[Begin Data shown]

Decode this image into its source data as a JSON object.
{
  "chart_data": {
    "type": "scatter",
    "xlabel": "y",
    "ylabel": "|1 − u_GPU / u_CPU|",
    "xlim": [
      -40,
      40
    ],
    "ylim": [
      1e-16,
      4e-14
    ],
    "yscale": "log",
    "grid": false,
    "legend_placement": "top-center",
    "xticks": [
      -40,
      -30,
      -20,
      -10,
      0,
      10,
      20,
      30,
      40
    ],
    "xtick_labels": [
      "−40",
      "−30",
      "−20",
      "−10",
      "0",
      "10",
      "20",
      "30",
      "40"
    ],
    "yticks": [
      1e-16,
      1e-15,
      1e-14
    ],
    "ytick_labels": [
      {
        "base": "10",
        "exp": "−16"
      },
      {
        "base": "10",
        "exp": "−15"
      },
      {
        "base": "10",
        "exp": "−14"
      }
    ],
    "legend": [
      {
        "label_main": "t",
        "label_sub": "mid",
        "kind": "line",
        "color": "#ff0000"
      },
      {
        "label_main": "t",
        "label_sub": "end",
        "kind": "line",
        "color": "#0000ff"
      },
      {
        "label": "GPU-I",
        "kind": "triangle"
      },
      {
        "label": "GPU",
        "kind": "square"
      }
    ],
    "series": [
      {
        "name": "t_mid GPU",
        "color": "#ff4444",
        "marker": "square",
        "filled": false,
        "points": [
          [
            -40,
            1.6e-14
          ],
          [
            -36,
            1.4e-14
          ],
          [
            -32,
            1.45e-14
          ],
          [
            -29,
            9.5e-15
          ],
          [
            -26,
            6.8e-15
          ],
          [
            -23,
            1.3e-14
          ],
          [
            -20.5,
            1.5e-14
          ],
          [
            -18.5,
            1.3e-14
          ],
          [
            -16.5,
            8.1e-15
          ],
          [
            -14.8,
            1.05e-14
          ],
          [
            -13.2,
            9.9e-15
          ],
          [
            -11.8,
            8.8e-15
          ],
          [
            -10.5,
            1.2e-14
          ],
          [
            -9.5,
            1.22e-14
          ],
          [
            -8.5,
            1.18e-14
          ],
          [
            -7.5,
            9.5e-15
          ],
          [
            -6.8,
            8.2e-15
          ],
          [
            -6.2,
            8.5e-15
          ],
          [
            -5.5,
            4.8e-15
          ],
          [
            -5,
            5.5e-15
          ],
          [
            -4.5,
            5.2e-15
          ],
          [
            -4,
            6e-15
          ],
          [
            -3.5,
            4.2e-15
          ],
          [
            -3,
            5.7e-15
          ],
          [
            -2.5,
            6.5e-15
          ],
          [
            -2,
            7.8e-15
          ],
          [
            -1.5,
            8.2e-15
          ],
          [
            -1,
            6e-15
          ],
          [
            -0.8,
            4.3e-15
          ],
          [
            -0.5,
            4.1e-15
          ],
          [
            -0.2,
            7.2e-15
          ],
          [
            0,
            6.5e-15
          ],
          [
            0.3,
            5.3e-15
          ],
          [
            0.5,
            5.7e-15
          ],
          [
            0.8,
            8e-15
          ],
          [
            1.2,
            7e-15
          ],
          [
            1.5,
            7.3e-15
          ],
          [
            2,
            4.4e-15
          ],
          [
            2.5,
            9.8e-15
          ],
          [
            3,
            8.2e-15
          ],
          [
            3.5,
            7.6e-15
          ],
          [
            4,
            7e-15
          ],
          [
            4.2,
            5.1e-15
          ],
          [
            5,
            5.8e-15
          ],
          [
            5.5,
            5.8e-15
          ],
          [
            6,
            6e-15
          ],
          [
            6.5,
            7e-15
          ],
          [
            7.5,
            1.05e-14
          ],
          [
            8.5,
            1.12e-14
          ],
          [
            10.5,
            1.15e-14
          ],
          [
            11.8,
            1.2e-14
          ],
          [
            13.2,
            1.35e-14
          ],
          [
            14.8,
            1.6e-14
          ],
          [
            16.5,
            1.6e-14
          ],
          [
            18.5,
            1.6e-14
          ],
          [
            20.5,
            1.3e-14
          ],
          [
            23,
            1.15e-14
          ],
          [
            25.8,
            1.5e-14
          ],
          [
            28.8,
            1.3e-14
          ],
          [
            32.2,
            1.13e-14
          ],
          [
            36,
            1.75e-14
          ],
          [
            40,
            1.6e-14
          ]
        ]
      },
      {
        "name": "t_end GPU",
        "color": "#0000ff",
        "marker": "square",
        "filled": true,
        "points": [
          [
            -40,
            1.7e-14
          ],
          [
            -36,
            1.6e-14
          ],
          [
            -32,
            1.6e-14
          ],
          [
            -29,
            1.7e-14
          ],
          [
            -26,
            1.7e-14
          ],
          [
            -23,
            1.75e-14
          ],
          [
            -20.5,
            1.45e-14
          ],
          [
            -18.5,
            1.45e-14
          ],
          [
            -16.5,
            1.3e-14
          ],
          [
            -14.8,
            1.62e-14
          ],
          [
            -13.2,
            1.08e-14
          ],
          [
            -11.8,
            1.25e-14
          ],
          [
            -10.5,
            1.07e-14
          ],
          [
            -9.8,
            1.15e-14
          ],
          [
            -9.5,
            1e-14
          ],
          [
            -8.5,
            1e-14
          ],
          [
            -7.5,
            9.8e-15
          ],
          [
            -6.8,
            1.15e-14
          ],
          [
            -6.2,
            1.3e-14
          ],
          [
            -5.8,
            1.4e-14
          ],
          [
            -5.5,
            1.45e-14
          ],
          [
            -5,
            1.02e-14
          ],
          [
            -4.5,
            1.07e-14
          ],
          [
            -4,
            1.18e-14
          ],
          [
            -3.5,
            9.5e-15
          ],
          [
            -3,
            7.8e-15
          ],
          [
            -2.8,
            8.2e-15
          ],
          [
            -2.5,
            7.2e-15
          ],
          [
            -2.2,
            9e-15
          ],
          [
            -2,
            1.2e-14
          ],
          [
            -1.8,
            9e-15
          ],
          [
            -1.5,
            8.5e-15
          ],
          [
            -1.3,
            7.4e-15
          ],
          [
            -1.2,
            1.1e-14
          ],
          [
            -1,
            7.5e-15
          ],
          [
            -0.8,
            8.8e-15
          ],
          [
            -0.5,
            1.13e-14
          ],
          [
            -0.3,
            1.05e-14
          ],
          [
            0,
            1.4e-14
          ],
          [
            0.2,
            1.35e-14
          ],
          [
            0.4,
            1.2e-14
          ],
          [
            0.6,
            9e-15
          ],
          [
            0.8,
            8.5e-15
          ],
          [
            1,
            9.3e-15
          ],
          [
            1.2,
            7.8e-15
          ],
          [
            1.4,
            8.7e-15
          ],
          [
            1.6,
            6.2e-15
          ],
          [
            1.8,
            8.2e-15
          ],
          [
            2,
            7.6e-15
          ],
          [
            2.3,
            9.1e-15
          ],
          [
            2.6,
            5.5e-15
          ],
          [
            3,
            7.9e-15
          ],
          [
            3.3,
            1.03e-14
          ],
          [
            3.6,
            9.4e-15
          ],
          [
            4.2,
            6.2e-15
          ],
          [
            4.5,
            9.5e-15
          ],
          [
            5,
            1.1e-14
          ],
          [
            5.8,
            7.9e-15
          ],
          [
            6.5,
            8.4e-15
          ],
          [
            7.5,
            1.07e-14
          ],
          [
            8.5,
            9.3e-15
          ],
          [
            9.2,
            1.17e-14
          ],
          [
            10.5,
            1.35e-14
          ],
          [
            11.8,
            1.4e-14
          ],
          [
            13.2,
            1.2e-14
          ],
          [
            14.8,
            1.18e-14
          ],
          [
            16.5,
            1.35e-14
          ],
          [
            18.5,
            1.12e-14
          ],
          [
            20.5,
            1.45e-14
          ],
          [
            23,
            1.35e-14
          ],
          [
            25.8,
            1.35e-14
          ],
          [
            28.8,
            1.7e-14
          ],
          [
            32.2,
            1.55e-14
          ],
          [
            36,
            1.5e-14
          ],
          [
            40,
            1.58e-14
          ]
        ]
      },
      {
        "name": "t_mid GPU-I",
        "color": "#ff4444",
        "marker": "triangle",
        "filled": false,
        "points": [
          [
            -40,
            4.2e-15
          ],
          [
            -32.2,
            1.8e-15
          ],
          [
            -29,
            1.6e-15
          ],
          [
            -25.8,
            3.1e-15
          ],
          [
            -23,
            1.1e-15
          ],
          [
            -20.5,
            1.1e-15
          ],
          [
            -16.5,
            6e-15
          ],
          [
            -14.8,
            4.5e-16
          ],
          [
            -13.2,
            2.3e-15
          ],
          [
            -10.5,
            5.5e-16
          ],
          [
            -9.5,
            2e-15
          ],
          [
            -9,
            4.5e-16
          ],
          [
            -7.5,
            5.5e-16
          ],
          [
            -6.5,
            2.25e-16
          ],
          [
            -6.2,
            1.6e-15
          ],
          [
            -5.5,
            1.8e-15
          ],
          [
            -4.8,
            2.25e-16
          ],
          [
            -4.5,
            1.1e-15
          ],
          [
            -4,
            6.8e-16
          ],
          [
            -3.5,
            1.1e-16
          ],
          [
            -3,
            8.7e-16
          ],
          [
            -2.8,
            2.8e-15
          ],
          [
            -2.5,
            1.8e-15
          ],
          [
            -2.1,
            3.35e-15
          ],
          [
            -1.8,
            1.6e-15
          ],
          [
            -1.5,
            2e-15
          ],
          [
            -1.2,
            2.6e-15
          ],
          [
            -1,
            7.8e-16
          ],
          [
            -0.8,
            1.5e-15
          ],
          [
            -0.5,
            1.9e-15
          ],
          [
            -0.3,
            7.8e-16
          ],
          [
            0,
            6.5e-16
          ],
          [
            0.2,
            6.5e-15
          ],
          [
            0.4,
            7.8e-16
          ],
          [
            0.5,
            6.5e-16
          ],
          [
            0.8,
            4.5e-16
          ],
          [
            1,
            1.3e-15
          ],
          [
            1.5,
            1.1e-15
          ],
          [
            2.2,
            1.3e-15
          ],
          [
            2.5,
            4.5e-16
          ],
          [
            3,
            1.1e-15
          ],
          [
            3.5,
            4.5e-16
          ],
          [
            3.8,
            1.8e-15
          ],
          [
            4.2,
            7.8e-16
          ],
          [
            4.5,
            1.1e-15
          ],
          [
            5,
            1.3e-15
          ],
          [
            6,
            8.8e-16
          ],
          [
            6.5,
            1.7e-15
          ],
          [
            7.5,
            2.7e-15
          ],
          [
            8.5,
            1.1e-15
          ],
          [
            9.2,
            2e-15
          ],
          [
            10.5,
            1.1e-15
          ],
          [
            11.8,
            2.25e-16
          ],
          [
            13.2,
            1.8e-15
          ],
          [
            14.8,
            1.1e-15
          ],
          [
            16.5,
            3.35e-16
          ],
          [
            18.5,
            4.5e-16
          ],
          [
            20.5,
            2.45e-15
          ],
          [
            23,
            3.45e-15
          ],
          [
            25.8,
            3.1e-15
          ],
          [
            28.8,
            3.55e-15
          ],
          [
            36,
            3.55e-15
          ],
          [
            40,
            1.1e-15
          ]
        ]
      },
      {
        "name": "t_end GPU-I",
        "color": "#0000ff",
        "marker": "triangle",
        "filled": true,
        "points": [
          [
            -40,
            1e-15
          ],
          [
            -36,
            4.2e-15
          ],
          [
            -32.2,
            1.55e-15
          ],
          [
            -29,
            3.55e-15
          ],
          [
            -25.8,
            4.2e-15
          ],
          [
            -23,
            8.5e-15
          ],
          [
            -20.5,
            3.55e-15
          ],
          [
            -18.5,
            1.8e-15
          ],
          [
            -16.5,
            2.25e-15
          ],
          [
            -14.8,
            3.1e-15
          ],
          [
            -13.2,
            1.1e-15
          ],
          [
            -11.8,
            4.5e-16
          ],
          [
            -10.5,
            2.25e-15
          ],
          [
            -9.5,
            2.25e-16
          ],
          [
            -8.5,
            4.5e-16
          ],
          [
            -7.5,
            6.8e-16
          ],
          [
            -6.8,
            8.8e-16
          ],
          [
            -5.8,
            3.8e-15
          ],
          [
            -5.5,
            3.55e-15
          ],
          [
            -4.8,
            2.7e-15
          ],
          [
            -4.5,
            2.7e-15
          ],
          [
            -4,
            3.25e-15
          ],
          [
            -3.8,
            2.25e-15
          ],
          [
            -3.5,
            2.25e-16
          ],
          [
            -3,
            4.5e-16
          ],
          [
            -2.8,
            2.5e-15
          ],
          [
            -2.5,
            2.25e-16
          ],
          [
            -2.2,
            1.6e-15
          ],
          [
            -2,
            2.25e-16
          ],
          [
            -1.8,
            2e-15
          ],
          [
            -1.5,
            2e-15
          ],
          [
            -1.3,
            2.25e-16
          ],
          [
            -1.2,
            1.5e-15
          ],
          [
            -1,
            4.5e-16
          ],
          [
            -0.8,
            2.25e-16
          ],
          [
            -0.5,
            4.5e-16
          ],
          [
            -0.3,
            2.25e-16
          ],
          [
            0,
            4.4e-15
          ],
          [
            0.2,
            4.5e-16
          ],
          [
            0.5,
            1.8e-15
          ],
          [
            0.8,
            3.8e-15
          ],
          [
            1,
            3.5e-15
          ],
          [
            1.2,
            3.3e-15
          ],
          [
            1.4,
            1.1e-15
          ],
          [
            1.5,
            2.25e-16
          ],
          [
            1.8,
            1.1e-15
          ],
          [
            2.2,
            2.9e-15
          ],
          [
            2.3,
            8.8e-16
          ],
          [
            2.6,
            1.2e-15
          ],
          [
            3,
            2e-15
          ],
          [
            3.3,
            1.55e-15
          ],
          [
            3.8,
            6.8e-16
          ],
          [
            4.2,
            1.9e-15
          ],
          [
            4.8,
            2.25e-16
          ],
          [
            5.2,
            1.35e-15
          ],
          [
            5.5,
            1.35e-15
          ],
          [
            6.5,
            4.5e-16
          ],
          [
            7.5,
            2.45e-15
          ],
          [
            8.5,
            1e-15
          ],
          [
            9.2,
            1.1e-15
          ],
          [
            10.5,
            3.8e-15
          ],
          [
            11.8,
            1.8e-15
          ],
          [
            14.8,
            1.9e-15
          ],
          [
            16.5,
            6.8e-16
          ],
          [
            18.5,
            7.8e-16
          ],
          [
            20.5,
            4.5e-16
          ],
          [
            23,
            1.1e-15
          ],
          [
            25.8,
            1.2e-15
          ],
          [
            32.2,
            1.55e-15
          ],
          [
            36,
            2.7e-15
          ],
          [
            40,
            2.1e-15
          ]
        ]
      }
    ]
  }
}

[End Data shown]

The exercise:
Return only those lines of the records that contain the string "name".

Exercise result:
        "name": "t_mid GPU",
        "name": "t_end GPU",
        "name": "t_mid GPU-I",
        "name": "t_end GPU-I",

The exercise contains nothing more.